◆ Challenge: Repeat each record below exactly as given.

[Some records]

## begin

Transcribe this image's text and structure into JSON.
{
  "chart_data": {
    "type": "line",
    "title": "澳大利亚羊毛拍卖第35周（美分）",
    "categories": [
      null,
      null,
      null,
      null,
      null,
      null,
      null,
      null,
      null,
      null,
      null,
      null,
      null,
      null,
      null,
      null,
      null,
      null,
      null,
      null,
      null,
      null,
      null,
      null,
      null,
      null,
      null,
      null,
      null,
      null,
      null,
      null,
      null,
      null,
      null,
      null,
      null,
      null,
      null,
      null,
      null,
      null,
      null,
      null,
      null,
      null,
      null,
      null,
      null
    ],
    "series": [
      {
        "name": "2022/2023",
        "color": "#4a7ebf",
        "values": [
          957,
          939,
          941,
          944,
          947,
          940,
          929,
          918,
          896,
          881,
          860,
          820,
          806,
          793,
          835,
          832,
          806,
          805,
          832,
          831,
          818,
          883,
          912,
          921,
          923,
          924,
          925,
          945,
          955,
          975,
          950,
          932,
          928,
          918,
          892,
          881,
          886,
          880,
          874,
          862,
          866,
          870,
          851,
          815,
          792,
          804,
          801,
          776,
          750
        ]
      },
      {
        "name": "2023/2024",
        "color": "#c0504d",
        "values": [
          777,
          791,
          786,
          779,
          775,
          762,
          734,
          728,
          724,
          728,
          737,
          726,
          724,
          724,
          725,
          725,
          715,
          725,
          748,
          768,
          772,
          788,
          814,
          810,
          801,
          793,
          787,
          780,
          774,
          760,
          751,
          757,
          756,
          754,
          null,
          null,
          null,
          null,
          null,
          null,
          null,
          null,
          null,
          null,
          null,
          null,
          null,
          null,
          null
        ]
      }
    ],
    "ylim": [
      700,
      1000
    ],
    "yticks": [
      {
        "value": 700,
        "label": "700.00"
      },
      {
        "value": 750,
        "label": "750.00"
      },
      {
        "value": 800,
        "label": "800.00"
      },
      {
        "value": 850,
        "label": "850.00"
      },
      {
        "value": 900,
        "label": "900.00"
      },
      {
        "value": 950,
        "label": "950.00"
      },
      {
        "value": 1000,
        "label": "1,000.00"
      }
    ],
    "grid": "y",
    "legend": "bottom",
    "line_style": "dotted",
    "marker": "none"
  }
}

## end

◆ The response:
Transcribe this image's text and structure into JSON.
{
  "chart_data": {
    "type": "line",
    "title": "澳大利亚羊毛拍卖第35周（美分）",
    "categories": [
      null,
      null,
      null,
      null,
      null,
      null,
      null,
      null,
      null,
      null,
      null,
      null,
      null,
      null,
      null,
      null,
      null,
      null,
      null,
      null,
      null,
      null,
      null,
      null,
      null,
      null,
      null,
      null,
      null,
      null,
      null,
      null,
      null,
      null,
      null,
      null,
      null,
      null,
      null,
      null,
      null,
      null,
      null,
      null,
      null,
      null,
      null,
      null,
      null
    ],
    "series": [
      {
        "name": "2022/2023",
        "color": "#4a7ebf",
        "values": [
          957,
          939,
          941,
          944,
          947,
          940,
          929,
          918,
          896,
          881,
          860,
          820,
          806,
          793,
          835,
          832,
          806,
          805,
          832,
          831,
          818,
          883,
          912,
          921,
          923,
          924,
          925,
          945,
          955,
          975,
          950,
          932,
          928,
          918,
          892,
          881,
          886,
          880,
          874,
          862,
          866,
          870,
          851,
          815,
          792,
          804,
          801,
          776,
          750
        ]
      },
      {
        "name": "2023/2024",
        "color": "#c0504d",
        "values": [
          777,
          791,
          786,
          779,
          775,
          762,
          734,
          728,
          724,
          728,
          737,
          726,
          724,
          724,
          725,
          725,
          715,
          725,
          748,
          768,
          772,
          788,
          814,
          810,
          801,
          793,
          787,
          780,
          774,
          760,
          751,
          757,
          756,
          754,
          null,
          null,
          null,
          null,
          null,
          null,
          null,
          null,
          null,
          null,
          null,
          null,
          null,
          null,
          null
        ]
      }
    ],
    "ylim": [
      700,
      1000
    ],
    "yticks": [
      {
        "value": 700,
        "label": "700.00"
      },
      {
        "value": 750,
        "label": "750.00"
      },
      {
        "value": 800,
        "label": "800.00"
      },
      {
        "value": 850,
        "label": "850.00"
      },
      {
        "value": 900,
        "label": "900.00"
      },
      {
        "value": 950,
        "label": "950.00"
      },
      {
        "value": 1000,
        "label": "1,000.00"
      }
    ],
    "grid": "y",
    "legend": "bottom",
    "line_style": "dotted",
    "marker": "none"
  }
}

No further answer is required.